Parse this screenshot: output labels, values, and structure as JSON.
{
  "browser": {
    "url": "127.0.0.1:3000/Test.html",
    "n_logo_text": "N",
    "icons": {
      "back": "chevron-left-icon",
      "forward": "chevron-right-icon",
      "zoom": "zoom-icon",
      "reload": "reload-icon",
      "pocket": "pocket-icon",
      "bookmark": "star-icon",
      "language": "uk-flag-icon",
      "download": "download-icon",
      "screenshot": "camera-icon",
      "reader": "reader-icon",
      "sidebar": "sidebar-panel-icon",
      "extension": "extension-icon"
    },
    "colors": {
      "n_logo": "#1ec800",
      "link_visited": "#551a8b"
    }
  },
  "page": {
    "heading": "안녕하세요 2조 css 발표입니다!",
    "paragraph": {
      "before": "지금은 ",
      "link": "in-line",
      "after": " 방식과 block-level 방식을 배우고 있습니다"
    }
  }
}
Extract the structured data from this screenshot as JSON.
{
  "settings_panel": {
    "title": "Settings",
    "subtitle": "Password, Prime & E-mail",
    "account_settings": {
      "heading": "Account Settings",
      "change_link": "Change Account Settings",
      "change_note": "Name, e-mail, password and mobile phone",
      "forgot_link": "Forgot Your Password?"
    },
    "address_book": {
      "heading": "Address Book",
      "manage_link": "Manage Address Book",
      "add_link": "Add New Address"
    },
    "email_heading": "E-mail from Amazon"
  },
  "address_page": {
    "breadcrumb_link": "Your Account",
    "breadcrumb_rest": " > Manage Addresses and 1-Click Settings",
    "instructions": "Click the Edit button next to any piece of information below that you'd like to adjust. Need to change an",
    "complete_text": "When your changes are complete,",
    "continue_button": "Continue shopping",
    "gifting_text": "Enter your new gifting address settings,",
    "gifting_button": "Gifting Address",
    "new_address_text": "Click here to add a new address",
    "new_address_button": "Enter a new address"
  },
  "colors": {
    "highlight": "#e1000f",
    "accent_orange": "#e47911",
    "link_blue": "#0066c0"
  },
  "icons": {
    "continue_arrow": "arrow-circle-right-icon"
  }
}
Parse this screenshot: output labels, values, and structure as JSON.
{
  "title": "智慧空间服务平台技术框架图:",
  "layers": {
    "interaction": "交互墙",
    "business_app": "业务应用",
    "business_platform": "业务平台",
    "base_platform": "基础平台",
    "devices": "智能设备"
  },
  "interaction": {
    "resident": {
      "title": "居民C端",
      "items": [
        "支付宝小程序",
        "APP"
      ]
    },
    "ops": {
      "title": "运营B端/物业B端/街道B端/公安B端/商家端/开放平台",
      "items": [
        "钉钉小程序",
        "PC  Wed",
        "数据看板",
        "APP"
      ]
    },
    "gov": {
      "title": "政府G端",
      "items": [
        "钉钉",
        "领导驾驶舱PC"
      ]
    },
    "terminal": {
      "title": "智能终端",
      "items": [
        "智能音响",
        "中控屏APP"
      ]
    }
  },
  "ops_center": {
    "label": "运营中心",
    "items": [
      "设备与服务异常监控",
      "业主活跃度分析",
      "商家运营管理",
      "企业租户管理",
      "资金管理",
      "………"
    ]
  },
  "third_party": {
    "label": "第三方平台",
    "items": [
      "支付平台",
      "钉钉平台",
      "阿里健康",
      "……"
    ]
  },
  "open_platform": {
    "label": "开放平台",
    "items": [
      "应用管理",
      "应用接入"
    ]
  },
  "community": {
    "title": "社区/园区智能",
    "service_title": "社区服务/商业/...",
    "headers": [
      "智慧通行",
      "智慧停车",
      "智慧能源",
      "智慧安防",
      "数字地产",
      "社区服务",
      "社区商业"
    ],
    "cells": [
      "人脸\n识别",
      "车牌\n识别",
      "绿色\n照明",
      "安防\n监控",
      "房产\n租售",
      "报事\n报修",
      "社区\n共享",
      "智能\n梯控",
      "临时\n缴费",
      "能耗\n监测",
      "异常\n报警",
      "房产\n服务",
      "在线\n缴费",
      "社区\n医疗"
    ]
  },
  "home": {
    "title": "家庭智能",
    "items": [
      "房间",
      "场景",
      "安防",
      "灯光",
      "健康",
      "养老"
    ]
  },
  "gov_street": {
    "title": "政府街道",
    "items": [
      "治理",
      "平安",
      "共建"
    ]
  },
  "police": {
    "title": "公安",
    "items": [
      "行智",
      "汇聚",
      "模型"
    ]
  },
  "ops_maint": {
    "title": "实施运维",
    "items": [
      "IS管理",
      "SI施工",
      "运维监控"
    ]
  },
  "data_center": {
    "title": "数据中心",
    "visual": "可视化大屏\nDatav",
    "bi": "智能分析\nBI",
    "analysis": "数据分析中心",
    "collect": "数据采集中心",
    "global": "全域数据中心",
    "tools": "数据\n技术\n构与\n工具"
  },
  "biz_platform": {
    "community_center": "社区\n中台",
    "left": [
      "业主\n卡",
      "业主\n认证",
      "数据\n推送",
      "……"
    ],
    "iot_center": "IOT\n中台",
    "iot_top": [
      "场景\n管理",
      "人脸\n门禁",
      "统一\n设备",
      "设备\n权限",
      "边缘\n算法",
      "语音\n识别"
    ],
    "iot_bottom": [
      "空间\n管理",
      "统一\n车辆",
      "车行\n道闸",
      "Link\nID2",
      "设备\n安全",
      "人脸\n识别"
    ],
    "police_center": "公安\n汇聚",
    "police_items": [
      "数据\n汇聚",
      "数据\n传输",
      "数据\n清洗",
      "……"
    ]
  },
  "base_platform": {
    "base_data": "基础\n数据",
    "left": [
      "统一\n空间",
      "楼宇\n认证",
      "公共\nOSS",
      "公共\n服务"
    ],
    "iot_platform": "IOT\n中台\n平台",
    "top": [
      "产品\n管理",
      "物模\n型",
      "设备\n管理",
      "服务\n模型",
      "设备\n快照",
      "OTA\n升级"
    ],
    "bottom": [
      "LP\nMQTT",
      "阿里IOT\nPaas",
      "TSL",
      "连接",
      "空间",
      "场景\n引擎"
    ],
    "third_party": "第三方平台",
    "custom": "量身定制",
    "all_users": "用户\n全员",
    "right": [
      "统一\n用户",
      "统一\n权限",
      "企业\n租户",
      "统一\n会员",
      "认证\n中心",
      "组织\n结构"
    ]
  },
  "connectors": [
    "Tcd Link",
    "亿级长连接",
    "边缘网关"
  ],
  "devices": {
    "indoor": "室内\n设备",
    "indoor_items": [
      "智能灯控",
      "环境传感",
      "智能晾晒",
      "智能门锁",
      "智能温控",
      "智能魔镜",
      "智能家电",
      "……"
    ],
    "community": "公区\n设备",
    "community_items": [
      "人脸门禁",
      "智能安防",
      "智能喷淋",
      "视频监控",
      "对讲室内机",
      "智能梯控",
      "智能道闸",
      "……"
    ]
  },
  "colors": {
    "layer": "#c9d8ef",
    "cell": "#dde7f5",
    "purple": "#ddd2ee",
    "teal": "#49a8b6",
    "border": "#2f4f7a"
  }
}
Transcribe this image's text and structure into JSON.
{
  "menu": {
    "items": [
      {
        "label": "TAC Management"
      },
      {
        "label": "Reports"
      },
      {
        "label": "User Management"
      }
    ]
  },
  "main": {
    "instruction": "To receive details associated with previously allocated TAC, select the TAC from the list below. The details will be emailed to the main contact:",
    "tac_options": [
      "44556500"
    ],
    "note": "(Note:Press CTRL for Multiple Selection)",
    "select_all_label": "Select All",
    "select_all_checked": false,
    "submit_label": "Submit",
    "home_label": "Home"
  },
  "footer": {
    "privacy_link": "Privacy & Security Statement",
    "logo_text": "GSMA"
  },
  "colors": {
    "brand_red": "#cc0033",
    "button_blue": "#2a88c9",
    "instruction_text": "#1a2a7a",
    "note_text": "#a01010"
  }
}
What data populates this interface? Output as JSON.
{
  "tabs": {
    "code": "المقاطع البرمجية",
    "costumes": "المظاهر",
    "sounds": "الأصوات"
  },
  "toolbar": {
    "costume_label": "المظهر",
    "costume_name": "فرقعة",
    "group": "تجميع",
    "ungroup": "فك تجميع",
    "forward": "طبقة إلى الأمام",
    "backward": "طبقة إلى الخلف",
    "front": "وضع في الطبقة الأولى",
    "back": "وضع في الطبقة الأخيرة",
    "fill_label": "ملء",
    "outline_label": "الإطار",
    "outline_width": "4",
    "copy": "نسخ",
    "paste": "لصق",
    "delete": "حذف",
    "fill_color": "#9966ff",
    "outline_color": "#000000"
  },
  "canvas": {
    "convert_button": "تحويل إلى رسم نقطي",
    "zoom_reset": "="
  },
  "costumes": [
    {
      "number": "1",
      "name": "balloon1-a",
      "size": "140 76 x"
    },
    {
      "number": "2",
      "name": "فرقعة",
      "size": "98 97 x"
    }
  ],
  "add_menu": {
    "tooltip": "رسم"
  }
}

┄┄┄┄┄┄┄┄┄┄┄┄┄┄┄┄┄┄┄┄

**Task instructions:** Which lines above hold the word "screenshot"? Copy each of them.

**Output of the exercise:**
Parse this screenshot: output labels, values, and structure as JSON.
      "screenshot": "camera-icon",
Extract the structured data from this screenshot as JSON.
Parse this screenshot: output labels, values, and structure as JSON.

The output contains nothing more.